Given request – Write out the data below in full. Keep it exact.

Saved entries

▶

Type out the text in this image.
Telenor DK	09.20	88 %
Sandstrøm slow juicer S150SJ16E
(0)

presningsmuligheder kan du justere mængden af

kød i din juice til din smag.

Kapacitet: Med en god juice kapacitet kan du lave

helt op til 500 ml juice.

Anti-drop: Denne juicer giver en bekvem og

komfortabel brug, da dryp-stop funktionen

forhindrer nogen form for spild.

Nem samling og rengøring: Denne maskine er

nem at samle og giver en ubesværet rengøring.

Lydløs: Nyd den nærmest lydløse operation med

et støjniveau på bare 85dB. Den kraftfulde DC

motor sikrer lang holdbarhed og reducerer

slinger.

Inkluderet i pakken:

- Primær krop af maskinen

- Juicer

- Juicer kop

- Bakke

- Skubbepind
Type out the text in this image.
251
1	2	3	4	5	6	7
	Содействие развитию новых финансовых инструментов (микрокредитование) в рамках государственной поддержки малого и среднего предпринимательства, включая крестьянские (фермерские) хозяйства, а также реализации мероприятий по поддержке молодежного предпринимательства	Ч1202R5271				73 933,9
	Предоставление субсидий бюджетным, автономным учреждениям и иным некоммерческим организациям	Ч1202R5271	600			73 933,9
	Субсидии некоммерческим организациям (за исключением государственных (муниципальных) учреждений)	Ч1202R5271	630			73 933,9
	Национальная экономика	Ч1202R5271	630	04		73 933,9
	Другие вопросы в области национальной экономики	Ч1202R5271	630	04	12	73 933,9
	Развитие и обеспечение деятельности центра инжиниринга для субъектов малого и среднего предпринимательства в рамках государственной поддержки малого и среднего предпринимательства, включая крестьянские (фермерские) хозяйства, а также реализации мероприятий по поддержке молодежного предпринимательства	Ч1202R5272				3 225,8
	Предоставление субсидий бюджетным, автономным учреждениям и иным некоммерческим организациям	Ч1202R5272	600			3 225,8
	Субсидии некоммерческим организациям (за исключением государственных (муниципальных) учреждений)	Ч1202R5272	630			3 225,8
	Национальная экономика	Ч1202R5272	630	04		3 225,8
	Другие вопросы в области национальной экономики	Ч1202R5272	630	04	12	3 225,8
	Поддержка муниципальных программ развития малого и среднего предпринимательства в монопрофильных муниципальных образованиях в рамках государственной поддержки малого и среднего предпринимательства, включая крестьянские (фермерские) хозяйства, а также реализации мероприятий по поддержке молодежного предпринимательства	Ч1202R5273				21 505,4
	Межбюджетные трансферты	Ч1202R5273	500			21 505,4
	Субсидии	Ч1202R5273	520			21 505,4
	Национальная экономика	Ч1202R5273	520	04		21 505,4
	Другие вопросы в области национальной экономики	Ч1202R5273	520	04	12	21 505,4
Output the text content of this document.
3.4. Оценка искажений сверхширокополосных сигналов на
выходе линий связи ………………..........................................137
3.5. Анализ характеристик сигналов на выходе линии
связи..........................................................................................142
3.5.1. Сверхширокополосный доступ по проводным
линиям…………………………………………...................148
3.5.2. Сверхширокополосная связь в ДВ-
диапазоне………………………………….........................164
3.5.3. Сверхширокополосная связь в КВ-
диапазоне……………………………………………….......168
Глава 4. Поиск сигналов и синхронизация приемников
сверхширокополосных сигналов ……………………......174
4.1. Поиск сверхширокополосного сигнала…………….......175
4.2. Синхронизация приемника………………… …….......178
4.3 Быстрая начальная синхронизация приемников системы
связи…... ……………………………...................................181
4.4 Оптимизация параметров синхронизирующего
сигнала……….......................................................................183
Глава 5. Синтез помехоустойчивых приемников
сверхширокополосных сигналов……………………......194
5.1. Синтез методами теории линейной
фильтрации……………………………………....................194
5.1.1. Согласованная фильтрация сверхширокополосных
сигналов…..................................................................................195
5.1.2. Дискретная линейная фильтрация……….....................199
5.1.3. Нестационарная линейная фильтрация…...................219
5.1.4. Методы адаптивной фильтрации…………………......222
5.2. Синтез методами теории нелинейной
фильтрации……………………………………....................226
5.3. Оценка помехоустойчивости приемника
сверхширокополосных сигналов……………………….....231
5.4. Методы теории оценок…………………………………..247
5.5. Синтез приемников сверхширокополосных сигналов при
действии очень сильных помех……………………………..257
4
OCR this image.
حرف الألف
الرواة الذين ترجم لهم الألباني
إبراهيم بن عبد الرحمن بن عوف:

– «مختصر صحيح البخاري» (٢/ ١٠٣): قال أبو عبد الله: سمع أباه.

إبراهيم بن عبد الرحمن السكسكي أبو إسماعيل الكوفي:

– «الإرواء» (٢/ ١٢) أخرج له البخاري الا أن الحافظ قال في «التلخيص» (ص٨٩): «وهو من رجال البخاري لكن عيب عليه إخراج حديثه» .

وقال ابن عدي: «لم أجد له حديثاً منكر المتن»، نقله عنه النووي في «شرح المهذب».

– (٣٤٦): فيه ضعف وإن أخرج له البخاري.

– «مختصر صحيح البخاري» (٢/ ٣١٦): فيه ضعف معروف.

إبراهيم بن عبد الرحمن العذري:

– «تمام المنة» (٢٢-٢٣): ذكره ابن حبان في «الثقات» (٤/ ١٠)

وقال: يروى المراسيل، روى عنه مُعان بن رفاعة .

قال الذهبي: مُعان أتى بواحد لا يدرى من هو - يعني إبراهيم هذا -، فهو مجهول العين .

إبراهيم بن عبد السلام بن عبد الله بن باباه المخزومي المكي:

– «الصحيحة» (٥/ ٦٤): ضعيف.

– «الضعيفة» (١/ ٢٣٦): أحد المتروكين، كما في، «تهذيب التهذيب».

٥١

◀

The response –
Type out the text in this image.
Telenor DK	09.20	88 %
Sandstrøm slow juicer S150SJ16E
(0)

presningsmuligheder kan du justere mængden af

kød i din juice til din smag.

Kapacitet: Med en god juice kapacitet kan du lave

helt op til 500 ml juice.

Anti-drop: Denne juicer giver en bekvem og

komfortabel brug, da dryp-stop funktionen

forhindrer nogen form for spild.

Nem samling og rengøring: Denne maskine er

nem at samle og giver en ubesværet rengøring.

Lydløs: Nyd den nærmest lydløse operation med

et støjniveau på bare 85dB. Den kraftfulde DC

motor sikrer lang holdbarhed og reducerer

slinger.

Inkluderet i pakken:

- Primær krop af maskinen

- Juicer

- Juicer kop

- Bakke

- Skubbepind
Type out the text in this image.
251
1	2	3	4	5	6	7
	Содействие развитию новых финансовых инструментов (микрокредитование) в рамках государственной поддержки малого и среднего предпринимательства, включая крестьянские (фермерские) хозяйства, а также реализации мероприятий по поддержке молодежного предпринимательства	Ч1202R5271				73 933,9
	Предоставление субсидий бюджетным, автономным учреждениям и иным некоммерческим организациям	Ч1202R5271	600			73 933,9
	Субсидии некоммерческим организациям (за исключением государственных (муниципальных) учреждений)	Ч1202R5271	630			73 933,9
	Национальная экономика	Ч1202R5271	630	04		73 933,9
	Другие вопросы в области национальной экономики	Ч1202R5271	630	04	12	73 933,9
	Развитие и обеспечение деятельности центра инжиниринга для субъектов малого и среднего предпринимательства в рамках государственной поддержки малого и среднего предпринимательства, включая крестьянские (фермерские) хозяйства, а также реализации мероприятий по поддержке молодежного предпринимательства	Ч1202R5272				3 225,8
	Предоставление субсидий бюджетным, автономным учреждениям и иным некоммерческим организациям	Ч1202R5272	600			3 225,8
	Субсидии некоммерческим организациям (за исключением государственных (муниципальных) учреждений)	Ч1202R5272	630			3 225,8
	Национальная экономика	Ч1202R5272	630	04		3 225,8
	Другие вопросы в области национальной экономики	Ч1202R5272	630	04	12	3 225,8
	Поддержка муниципальных программ развития малого и среднего предпринимательства в монопрофильных муниципальных образованиях в рамках государственной поддержки малого и среднего предпринимательства, включая крестьянские (фермерские) хозяйства, а также реализации мероприятий по поддержке молодежного предпринимательства	Ч1202R5273				21 505,4
	Межбюджетные трансферты	Ч1202R5273	500			21 505,4
	Субсидии	Ч1202R5273	520			21 505,4
	Национальная экономика	Ч1202R5273	520	04		21 505,4
	Другие вопросы в области национальной экономики	Ч1202R5273	520	04	12	21 505,4
Output the text content of this document.
3.4. Оценка искажений сверхширокополосных сигналов на
выходе линий связи ………………..........................................137
3.5. Анализ характеристик сигналов на выходе линии
связи..........................................................................................142
3.5.1. Сверхширокополосный доступ по проводным
линиям…………………………………………...................148
3.5.2. Сверхширокополосная связь в ДВ-
диапазоне………………………………….........................164
3.5.3. Сверхширокополосная связь в КВ-
диапазоне……………………………………………….......168
Глава 4. Поиск сигналов и синхронизация приемников
сверхширокополосных сигналов ……………………......174
4.1. Поиск сверхширокополосного сигнала…………….......175
4.2. Синхронизация приемника………………… …….......178
4.3 Быстрая начальная синхронизация приемников системы
связи…... ……………………………...................................181
4.4 Оптимизация параметров синхронизирующего
сигнала……….......................................................................183
Глава 5. Синтез помехоустойчивых приемников
сверхширокополосных сигналов……………………......194
5.1. Синтез методами теории линейной
фильтрации……………………………………....................194
5.1.1. Согласованная фильтрация сверхширокополосных
сигналов…..................................................................................195
5.1.2. Дискретная линейная фильтрация……….....................199
5.1.3. Нестационарная линейная фильтрация…...................219
5.1.4. Методы адаптивной фильтрации…………………......222
5.2. Синтез методами теории нелинейной
фильтрации……………………………………....................226
5.3. Оценка помехоустойчивости приемника
сверхширокополосных сигналов……………………….....231
5.4. Методы теории оценок…………………………………..247
5.5. Синтез приемников сверхширокополосных сигналов при
действии очень сильных помех……………………………..257
4
OCR this image.
حرف الألف
الرواة الذين ترجم لهم الألباني
إبراهيم بن عبد الرحمن بن عوف:

– «مختصر صحيح البخاري» (٢/ ١٠٣): قال أبو عبد الله: سمع أباه.

إبراهيم بن عبد الرحمن السكسكي أبو إسماعيل الكوفي:

– «الإرواء» (٢/ ١٢) أخرج له البخاري الا أن الحافظ قال في «التلخيص» (ص٨٩): «وهو من رجال البخاري لكن عيب عليه إخراج حديثه» .

وقال ابن عدي: «لم أجد له حديثاً منكر المتن»، نقله عنه النووي في «شرح المهذب».

– (٣٤٦): فيه ضعف وإن أخرج له البخاري.

– «مختصر صحيح البخاري» (٢/ ٣١٦): فيه ضعف معروف.

إبراهيم بن عبد الرحمن العذري:

– «تمام المنة» (٢٢-٢٣): ذكره ابن حبان في «الثقات» (٤/ ١٠)

وقال: يروى المراسيل، روى عنه مُعان بن رفاعة .

قال الذهبي: مُعان أتى بواحد لا يدرى من هو - يعني إبراهيم هذا -، فهو مجهول العين .

إبراهيم بن عبد السلام بن عبد الله بن باباه المخزومي المكي:

– «الصحيحة» (٥/ ٦٤): ضعيف.

– «الضعيفة» (١/ ٢٣٦): أحد المتروكين، كما في، «تهذيب التهذيب».

٥١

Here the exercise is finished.